Can you give all the records again without altering a single character?

[Start of INPUT]

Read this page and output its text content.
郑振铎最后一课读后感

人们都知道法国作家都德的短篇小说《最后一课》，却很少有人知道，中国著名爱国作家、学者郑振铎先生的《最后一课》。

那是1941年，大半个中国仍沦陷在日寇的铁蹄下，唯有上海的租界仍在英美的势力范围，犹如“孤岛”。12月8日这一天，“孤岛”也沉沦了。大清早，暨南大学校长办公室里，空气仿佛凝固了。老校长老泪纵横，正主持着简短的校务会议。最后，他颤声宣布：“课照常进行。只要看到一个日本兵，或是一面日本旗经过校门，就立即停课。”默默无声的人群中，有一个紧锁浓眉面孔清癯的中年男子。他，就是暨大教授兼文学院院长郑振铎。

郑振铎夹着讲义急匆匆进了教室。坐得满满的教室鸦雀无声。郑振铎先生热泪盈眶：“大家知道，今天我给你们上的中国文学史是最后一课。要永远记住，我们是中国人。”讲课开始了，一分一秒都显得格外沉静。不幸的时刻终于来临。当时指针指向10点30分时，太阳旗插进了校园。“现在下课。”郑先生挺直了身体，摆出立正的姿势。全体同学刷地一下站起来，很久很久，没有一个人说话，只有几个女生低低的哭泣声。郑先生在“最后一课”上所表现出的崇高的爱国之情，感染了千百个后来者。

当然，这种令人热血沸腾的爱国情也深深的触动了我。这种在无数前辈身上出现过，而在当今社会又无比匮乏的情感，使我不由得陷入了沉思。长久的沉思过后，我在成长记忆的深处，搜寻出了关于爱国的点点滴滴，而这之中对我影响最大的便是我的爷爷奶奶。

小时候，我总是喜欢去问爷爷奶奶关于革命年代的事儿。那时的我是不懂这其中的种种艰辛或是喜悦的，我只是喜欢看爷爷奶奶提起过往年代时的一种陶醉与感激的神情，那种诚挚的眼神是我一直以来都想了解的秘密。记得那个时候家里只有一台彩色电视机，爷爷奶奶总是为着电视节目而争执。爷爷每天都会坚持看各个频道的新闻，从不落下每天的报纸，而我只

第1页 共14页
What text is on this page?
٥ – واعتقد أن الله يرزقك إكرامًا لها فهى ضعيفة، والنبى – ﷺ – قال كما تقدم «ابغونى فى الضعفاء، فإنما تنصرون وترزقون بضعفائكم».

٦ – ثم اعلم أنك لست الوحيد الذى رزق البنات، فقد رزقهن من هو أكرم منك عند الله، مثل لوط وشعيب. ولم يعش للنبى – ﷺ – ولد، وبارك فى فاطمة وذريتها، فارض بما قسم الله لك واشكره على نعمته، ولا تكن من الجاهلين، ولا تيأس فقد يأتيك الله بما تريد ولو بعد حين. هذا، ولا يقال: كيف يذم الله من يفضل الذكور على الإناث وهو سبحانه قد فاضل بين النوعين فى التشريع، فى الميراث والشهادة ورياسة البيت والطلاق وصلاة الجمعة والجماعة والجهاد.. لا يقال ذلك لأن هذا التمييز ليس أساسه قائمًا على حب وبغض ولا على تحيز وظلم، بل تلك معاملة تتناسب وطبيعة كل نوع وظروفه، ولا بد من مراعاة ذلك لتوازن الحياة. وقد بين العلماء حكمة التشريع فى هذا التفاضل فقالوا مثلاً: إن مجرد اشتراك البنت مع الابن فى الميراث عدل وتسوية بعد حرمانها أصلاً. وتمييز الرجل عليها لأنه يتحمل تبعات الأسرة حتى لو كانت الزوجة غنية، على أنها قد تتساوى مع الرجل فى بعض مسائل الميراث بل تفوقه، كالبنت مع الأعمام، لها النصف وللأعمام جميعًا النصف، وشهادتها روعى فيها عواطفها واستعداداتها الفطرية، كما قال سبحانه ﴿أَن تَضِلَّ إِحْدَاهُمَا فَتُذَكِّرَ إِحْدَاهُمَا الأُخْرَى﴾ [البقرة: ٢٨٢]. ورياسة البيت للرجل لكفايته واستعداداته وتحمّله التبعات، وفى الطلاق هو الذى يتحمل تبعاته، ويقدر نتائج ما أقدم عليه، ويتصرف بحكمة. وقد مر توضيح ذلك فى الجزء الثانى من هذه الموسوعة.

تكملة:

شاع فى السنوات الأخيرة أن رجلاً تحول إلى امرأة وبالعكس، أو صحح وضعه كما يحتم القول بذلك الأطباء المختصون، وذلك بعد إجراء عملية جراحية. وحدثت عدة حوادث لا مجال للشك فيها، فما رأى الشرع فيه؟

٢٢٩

[End of INPUT]

— TASK RESPONSE —
Read this page and output its text content.
郑振铎最后一课读后感

人们都知道法国作家都德的短篇小说《最后一课》，却很少有人知道，中国著名爱国作家、学者郑振铎先生的《最后一课》。

那是1941年，大半个中国仍沦陷在日寇的铁蹄下，唯有上海的租界仍在英美的势力范围，犹如“孤岛”。12月8日这一天，“孤岛”也沉沦了。大清早，暨南大学校长办公室里，空气仿佛凝固了。老校长老泪纵横，正主持着简短的校务会议。最后，他颤声宣布：“课照常进行。只要看到一个日本兵，或是一面日本旗经过校门，就立即停课。”默默无声的人群中，有一个紧锁浓眉面孔清癯的中年男子。他，就是暨大教授兼文学院院长郑振铎。

郑振铎夹着讲义急匆匆进了教室。坐得满满的教室鸦雀无声。郑振铎先生热泪盈眶：“大家知道，今天我给你们上的中国文学史是最后一课。要永远记住，我们是中国人。”讲课开始了，一分一秒都显得格外沉静。不幸的时刻终于来临。当时指针指向10点30分时，太阳旗插进了校园。“现在下课。”郑先生挺直了身体，摆出立正的姿势。全体同学刷地一下站起来，很久很久，没有一个人说话，只有几个女生低低的哭泣声。郑先生在“最后一课”上所表现出的崇高的爱国之情，感染了千百个后来者。

当然，这种令人热血沸腾的爱国情也深深的触动了我。这种在无数前辈身上出现过，而在当今社会又无比匮乏的情感，使我不由得陷入了沉思。长久的沉思过后，我在成长记忆的深处，搜寻出了关于爱国的点点滴滴，而这之中对我影响最大的便是我的爷爷奶奶。

小时候，我总是喜欢去问爷爷奶奶关于革命年代的事儿。那时的我是不懂这其中的种种艰辛或是喜悦的，我只是喜欢看爷爷奶奶提起过往年代时的一种陶醉与感激的神情，那种诚挚的眼神是我一直以来都想了解的秘密。记得那个时候家里只有一台彩色电视机，爷爷奶奶总是为着电视节目而争执。爷爷每天都会坚持看各个频道的新闻，从不落下每天的报纸，而我只

第1页 共14页
What text is on this page?
٥ – واعتقد أن الله يرزقك إكرامًا لها فهى ضعيفة، والنبى – ﷺ – قال كما تقدم «ابغونى فى الضعفاء، فإنما تنصرون وترزقون بضعفائكم».

٦ – ثم اعلم أنك لست الوحيد الذى رزق البنات، فقد رزقهن من هو أكرم منك عند الله، مثل لوط وشعيب. ولم يعش للنبى – ﷺ – ولد، وبارك فى فاطمة وذريتها، فارض بما قسم الله لك واشكره على نعمته، ولا تكن من الجاهلين، ولا تيأس فقد يأتيك الله بما تريد ولو بعد حين. هذا، ولا يقال: كيف يذم الله من يفضل الذكور على الإناث وهو سبحانه قد فاضل بين النوعين فى التشريع، فى الميراث والشهادة ورياسة البيت والطلاق وصلاة الجمعة والجماعة والجهاد.. لا يقال ذلك لأن هذا التمييز ليس أساسه قائمًا على حب وبغض ولا على تحيز وظلم، بل تلك معاملة تتناسب وطبيعة كل نوع وظروفه، ولا بد من مراعاة ذلك لتوازن الحياة. وقد بين العلماء حكمة التشريع فى هذا التفاضل فقالوا مثلاً: إن مجرد اشتراك البنت مع الابن فى الميراث عدل وتسوية بعد حرمانها أصلاً. وتمييز الرجل عليها لأنه يتحمل تبعات الأسرة حتى لو كانت الزوجة غنية، على أنها قد تتساوى مع الرجل فى بعض مسائل الميراث بل تفوقه، كالبنت مع الأعمام، لها النصف وللأعمام جميعًا النصف، وشهادتها روعى فيها عواطفها واستعداداتها الفطرية، كما قال سبحانه ﴿أَن تَضِلَّ إِحْدَاهُمَا فَتُذَكِّرَ إِحْدَاهُمَا الأُخْرَى﴾ [البقرة: ٢٨٢]. ورياسة البيت للرجل لكفايته واستعداداته وتحمّله التبعات، وفى الطلاق هو الذى يتحمل تبعاته، ويقدر نتائج ما أقدم عليه، ويتصرف بحكمة. وقد مر توضيح ذلك فى الجزء الثانى من هذه الموسوعة.

تكملة:

شاع فى السنوات الأخيرة أن رجلاً تحول إلى امرأة وبالعكس، أو صحح وضعه كما يحتم القول بذلك الأطباء المختصون، وذلك بعد إجراء عملية جراحية. وحدثت عدة حوادث لا مجال للشك فيها، فما رأى الشرع فيه؟

٢٢٩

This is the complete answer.